**The exercise**. Only the pictures stay out; every record is to be quoted exactly.

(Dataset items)

= = = =

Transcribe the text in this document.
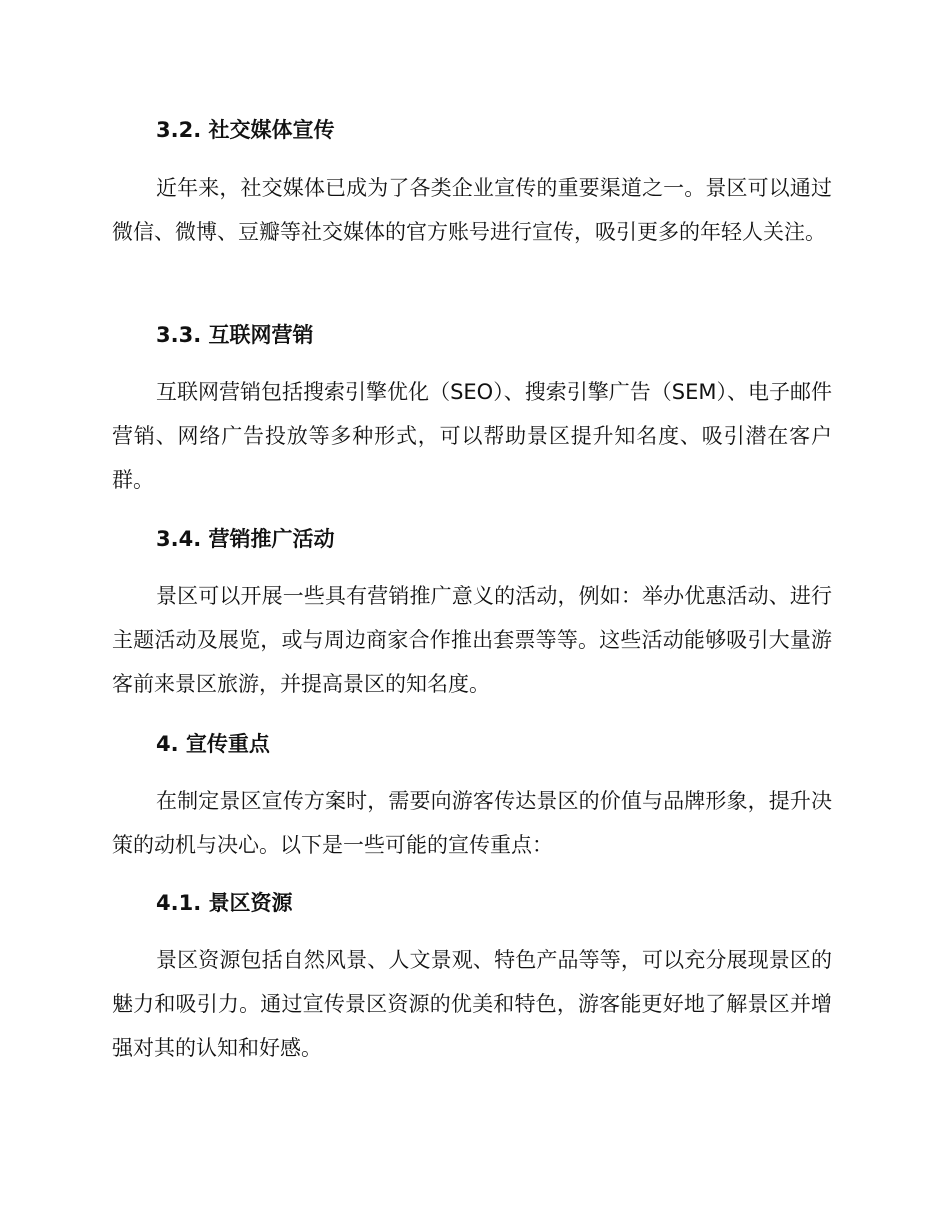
3.2. 社交媒体宣传

近年来，社交媒体已成为了各类企业宣传的重要渠道之一。景区可以通过微信、微博、豆瓣等社交媒体的官方账号进行宣传，吸引更多的年轻人关注。

3.3. 互联网营销

互联网营销包括搜索引擎优化（SEO）、搜索引擎广告（SEM）、电子邮件营销、网络广告投放等多种形式，可以帮助景区提升知名度、吸引潜在客户群。

3.4. 营销推广活动

景区可以开展一些具有营销推广意义的活动，例如：举办优惠活动、进行主题活动及展览，或与周边商家合作推出套票等等。这些活动能够吸引大量游客前来景区旅游，并提高景区的知名度。

4. 宣传重点

在制定景区宣传方案时，需要向游客传达景区的价值与品牌形象，提升决策的动机与决心。以下是一些可能的宣传重点：

4.1. 景区资源

景区资源包括自然风景、人文景观、特色产品等等，可以充分展现景区的魅力和吸引力。通过宣传景区资源的优美和特色，游客能更好地了解景区并增强对其的认知和好感。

= = = =

**Exercise response**.
Transcribe the text in this document.
3.2. 社交媒体宣传

近年来，社交媒体已成为了各类企业宣传的重要渠道之一。景区可以通过微信、微博、豆瓣等社交媒体的官方账号进行宣传，吸引更多的年轻人关注。

3.3. 互联网营销

互联网营销包括搜索引擎优化（SEO）、搜索引擎广告（SEM）、电子邮件营销、网络广告投放等多种形式，可以帮助景区提升知名度、吸引潜在客户群。

3.4. 营销推广活动

景区可以开展一些具有营销推广意义的活动，例如：举办优惠活动、进行主题活动及展览，或与周边商家合作推出套票等等。这些活动能够吸引大量游客前来景区旅游，并提高景区的知名度。

4. 宣传重点

在制定景区宣传方案时，需要向游客传达景区的价值与品牌形象，提升决策的动机与决心。以下是一些可能的宣传重点：

4.1. 景区资源

景区资源包括自然风景、人文景观、特色产品等等，可以充分展现景区的魅力和吸引力。通过宣传景区资源的优美和特色，游客能更好地了解景区并增强对其的认知和好感。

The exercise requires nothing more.